# Data excerpts start

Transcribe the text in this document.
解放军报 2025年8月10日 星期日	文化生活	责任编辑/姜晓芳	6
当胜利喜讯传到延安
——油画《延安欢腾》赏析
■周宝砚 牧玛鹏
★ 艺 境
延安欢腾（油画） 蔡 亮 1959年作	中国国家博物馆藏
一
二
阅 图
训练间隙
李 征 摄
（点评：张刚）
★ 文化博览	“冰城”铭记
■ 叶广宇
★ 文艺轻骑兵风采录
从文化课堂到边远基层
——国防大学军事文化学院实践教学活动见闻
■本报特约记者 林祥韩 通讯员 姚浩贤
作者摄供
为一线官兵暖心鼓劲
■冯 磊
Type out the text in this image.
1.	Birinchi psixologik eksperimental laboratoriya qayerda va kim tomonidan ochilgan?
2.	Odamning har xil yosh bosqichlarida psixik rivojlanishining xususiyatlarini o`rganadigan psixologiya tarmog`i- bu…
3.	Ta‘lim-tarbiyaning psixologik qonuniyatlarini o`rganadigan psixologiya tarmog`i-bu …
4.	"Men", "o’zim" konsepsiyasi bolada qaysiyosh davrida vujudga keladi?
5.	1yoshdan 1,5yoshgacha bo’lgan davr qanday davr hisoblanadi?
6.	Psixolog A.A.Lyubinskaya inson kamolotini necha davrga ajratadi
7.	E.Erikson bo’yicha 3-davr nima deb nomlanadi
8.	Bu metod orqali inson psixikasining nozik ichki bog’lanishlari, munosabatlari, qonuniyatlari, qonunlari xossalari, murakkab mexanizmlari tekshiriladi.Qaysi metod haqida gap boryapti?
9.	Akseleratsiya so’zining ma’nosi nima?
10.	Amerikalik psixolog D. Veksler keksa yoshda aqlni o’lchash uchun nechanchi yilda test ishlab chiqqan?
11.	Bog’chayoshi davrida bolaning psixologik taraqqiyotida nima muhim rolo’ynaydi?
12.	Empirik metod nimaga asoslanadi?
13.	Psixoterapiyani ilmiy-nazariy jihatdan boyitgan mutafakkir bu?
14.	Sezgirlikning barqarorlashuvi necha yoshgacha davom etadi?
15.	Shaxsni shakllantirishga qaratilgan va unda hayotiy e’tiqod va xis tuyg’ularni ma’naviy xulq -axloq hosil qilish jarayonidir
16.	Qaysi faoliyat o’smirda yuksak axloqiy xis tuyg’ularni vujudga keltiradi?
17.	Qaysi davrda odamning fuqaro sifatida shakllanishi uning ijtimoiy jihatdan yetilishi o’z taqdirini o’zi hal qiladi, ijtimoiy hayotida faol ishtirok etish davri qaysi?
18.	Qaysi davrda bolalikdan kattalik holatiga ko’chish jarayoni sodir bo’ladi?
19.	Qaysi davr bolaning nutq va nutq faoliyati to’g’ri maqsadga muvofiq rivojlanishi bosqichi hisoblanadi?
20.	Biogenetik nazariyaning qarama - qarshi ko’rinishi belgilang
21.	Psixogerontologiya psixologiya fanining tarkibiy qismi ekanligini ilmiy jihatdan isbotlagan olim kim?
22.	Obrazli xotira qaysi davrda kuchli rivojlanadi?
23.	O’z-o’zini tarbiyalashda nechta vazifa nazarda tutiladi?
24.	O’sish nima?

# Data excerpts end

Problem description >>
Identify the lines above that contain the word "ularni", then copy them.

Exercise response >>
15.	Shaxsni shakllantirishga qaratilgan va unda hayotiy e’tiqod va xis tuyg’ularni ma’naviy xulq -axloq hosil qilish jarayonidir
16.	Qaysi faoliyat o’smirda yuksak axloqiy xis tuyg’ularni vujudga keltiradi?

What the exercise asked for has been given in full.